## Stated exercise
Identify all lines below that hold "akun" and collect them.

## Excerpted records

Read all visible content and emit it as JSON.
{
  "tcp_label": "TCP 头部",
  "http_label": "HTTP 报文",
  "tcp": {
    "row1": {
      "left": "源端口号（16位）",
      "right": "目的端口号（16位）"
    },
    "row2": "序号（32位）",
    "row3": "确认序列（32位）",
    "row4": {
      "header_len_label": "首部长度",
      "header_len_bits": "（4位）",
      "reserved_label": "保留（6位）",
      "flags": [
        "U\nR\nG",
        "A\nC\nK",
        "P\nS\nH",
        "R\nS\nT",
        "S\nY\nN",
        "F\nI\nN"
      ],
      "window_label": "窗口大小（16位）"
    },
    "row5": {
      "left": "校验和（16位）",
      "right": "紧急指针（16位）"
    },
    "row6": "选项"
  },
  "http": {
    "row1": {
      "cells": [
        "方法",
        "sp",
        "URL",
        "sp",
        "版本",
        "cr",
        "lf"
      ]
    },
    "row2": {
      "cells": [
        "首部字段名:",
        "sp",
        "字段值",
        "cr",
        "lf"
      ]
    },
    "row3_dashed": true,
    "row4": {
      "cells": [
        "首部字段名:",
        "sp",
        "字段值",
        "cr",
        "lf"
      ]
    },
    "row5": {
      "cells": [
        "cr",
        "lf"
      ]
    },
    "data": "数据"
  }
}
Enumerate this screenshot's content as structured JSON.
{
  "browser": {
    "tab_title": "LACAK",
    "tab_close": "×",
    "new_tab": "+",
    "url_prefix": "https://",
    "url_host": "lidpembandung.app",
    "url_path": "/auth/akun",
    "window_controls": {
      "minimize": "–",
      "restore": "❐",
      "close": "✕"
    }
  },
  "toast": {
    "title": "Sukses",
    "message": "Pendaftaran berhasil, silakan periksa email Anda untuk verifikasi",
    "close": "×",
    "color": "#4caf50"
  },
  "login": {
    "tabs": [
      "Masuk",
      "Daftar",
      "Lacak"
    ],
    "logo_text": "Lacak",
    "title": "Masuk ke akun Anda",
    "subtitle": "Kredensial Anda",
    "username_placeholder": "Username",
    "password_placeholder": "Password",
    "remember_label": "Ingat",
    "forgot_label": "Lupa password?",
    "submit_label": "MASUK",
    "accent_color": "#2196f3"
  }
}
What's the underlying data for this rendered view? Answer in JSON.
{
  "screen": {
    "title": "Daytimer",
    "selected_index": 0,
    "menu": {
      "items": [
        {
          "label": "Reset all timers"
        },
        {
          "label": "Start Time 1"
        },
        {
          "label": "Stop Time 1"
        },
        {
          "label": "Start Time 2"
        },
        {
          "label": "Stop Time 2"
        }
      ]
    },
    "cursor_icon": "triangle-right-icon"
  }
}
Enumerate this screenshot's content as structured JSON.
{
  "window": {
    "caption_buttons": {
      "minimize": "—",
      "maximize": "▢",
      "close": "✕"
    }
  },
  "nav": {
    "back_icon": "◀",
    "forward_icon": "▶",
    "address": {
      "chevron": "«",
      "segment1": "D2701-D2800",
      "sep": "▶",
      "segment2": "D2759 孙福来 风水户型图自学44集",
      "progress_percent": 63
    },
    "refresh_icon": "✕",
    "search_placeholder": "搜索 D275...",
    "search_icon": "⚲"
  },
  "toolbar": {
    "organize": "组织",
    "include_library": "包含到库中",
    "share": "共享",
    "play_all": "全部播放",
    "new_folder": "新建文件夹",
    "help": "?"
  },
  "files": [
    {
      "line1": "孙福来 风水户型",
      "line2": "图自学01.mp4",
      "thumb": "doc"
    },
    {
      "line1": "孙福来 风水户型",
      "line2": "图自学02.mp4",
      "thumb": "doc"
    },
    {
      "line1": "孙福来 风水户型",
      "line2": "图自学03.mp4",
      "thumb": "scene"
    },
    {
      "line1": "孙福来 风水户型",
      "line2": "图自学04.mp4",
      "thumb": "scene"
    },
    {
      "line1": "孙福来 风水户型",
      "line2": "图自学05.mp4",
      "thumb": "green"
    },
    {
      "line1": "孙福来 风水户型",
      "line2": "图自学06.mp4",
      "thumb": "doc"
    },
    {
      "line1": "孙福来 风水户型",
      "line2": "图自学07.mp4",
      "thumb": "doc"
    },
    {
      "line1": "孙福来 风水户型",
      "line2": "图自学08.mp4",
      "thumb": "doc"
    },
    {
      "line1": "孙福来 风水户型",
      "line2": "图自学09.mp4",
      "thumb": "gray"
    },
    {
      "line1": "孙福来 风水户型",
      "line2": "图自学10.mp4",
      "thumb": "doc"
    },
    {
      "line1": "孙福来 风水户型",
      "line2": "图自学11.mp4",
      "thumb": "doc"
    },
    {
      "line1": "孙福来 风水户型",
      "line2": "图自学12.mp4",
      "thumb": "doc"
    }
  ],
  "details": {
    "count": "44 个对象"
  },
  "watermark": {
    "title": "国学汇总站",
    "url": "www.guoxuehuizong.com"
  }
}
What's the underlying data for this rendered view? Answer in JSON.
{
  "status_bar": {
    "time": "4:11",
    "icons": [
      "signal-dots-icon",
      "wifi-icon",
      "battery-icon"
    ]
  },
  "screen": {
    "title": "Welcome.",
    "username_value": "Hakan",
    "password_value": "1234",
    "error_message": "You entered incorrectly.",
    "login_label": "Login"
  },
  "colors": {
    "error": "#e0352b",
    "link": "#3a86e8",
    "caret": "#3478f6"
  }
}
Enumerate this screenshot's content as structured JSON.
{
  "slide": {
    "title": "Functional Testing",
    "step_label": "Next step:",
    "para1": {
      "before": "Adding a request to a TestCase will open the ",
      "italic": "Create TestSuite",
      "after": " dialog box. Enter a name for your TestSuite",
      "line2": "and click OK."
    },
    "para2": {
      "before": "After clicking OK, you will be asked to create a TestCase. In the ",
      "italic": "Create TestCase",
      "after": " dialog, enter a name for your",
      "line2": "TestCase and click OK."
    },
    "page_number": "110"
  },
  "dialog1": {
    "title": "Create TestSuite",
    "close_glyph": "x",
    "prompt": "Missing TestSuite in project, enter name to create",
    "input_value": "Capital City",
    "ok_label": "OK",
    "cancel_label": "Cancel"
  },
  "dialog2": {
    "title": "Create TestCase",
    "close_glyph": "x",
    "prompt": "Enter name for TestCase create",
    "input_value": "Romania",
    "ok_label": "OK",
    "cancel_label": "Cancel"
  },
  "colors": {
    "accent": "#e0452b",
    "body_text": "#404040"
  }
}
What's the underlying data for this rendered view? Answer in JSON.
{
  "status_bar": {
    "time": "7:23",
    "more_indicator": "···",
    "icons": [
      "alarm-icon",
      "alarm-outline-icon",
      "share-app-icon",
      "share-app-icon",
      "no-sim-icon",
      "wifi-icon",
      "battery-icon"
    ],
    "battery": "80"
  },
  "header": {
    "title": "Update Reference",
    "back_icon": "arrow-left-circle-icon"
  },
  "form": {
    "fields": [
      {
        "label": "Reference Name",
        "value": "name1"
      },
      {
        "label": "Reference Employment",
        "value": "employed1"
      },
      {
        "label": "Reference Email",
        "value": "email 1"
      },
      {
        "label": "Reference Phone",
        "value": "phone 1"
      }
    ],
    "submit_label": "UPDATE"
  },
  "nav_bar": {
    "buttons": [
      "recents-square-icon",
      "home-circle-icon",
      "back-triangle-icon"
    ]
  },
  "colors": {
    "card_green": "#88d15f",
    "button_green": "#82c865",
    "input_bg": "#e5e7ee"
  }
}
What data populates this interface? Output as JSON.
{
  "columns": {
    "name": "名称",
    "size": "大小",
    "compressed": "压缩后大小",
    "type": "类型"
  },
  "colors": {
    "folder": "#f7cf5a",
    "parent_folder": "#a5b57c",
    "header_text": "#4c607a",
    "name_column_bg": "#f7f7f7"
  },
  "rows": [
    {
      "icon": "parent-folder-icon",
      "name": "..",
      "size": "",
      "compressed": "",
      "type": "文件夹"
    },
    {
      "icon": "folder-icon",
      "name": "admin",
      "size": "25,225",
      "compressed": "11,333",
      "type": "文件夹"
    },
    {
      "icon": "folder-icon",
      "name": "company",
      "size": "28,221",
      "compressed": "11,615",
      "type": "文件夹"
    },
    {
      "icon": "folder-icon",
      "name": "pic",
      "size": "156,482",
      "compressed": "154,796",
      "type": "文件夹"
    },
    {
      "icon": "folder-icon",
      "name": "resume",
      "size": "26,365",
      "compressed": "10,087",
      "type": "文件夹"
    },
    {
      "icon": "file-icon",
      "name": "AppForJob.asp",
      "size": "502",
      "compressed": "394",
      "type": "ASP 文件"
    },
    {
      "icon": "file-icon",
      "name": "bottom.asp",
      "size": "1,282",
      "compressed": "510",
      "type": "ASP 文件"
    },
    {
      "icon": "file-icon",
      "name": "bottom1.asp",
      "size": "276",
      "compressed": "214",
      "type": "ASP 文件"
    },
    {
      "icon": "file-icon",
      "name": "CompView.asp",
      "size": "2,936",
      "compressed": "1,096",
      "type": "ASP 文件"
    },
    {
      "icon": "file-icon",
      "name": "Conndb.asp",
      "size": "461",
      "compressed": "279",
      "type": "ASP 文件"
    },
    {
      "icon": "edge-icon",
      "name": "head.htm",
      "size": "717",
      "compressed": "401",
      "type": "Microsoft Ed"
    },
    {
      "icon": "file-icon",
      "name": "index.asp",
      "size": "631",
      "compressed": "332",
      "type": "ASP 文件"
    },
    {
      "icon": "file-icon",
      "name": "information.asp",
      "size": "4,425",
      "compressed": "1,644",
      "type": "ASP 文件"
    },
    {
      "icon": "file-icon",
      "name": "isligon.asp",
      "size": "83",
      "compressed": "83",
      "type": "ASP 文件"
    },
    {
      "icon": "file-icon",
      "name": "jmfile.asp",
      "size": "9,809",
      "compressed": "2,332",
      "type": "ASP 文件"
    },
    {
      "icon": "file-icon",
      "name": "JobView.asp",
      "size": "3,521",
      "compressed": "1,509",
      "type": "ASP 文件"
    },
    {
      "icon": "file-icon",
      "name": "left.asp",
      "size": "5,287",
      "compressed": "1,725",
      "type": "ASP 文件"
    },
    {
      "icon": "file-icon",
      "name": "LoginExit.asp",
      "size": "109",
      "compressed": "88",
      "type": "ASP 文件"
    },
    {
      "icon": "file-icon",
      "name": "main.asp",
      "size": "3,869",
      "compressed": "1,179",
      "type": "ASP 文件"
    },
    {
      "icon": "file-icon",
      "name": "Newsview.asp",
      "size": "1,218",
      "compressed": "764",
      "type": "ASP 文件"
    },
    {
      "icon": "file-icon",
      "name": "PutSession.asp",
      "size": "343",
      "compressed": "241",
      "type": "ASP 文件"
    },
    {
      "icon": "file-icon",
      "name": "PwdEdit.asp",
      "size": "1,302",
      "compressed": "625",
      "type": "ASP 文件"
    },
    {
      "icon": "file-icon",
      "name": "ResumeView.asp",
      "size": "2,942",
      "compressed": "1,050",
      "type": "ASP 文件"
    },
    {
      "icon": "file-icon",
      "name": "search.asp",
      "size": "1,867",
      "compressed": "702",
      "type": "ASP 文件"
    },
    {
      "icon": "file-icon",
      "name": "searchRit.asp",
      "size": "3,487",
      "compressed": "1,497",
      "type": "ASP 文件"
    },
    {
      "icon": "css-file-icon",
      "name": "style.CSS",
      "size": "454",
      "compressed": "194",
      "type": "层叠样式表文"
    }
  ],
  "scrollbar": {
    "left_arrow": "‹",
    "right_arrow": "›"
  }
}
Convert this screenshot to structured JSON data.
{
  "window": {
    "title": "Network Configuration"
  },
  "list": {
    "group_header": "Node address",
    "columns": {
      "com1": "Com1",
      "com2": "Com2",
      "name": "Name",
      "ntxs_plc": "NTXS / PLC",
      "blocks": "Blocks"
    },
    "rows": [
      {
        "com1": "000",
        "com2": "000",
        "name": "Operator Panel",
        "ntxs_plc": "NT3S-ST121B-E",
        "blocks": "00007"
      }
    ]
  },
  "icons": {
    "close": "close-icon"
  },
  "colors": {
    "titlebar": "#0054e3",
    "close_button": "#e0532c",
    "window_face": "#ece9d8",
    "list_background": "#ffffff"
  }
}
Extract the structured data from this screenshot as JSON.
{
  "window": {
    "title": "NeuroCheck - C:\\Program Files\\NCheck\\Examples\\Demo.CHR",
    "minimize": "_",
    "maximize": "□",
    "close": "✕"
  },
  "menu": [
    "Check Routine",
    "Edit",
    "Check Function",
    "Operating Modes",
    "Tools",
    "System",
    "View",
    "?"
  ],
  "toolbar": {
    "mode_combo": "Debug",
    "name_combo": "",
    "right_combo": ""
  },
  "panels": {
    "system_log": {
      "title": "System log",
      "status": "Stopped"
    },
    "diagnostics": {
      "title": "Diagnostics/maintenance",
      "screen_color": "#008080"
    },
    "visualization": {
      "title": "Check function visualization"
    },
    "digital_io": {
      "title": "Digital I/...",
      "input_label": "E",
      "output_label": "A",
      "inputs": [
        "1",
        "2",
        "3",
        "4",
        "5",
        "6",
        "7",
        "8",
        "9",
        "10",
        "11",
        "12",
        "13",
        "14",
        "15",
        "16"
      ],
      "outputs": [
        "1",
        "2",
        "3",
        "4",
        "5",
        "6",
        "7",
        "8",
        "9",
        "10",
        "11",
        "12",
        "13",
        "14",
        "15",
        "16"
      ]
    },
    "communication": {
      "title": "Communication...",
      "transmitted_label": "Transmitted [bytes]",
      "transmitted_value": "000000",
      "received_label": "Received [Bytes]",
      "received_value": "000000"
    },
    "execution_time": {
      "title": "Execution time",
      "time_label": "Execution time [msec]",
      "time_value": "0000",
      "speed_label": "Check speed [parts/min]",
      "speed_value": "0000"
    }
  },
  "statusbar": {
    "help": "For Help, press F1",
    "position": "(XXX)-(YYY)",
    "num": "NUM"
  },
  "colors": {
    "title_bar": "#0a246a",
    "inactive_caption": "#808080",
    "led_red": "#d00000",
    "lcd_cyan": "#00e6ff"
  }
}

## Final answer
    "url_path": "/auth/akun",
    "title": "Masuk ke akun Anda",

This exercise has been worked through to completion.